What you are asked to do
Where does the string "have" appear in the records? Copy every line that contains it.

Task data

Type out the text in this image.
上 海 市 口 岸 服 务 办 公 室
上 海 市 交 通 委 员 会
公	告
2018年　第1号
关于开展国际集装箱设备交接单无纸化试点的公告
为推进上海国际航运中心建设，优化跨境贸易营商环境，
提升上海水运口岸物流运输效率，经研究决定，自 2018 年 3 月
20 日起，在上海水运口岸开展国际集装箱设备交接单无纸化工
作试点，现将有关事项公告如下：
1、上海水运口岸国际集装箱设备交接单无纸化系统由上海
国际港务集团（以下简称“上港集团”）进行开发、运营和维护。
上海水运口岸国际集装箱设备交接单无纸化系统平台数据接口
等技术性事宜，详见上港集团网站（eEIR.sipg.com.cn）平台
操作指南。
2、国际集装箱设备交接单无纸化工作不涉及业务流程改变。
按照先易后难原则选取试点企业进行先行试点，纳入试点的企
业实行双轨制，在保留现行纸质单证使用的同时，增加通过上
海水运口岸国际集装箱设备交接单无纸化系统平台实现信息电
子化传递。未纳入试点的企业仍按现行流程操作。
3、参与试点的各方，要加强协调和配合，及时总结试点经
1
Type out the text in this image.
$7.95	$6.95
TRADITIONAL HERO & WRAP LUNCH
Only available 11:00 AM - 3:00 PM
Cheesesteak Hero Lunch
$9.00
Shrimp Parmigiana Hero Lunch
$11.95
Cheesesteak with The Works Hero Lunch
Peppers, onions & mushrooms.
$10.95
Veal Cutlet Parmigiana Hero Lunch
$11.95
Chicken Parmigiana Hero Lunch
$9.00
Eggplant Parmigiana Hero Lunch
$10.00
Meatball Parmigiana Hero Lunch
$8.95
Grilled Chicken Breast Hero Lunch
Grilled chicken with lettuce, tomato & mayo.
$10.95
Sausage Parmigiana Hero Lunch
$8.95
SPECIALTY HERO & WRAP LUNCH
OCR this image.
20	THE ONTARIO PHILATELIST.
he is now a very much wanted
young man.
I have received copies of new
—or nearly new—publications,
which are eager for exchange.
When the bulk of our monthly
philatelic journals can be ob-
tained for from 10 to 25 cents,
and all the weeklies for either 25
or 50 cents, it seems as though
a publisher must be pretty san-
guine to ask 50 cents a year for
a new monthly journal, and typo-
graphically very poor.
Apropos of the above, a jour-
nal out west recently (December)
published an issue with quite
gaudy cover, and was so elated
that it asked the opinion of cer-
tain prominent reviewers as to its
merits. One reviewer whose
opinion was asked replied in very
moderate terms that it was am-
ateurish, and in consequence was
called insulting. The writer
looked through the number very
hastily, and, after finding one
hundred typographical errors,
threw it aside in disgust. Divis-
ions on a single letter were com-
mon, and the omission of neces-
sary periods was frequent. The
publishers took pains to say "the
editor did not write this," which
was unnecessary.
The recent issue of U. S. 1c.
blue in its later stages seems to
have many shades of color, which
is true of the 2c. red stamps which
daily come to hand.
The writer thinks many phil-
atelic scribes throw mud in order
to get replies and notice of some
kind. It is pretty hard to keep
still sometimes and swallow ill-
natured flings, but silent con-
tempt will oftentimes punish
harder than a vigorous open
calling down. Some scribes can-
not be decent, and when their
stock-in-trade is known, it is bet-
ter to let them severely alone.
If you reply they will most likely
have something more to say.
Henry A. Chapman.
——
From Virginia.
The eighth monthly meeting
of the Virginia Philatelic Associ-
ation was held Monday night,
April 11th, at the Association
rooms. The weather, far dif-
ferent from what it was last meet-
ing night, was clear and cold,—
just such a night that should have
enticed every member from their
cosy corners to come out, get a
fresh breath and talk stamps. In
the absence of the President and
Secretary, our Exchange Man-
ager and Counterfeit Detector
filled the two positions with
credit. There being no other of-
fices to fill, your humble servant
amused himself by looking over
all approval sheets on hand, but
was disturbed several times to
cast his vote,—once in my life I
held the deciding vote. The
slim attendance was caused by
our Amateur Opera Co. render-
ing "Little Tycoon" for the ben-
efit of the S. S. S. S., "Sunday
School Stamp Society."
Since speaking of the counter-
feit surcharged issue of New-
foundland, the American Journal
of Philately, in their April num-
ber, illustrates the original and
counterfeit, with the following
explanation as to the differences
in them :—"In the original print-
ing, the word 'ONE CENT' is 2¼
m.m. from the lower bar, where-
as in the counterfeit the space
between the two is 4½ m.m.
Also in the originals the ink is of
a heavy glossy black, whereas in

Output below
I have received copies of new
have many shades of color, which
have something more to say.
just such a night that should have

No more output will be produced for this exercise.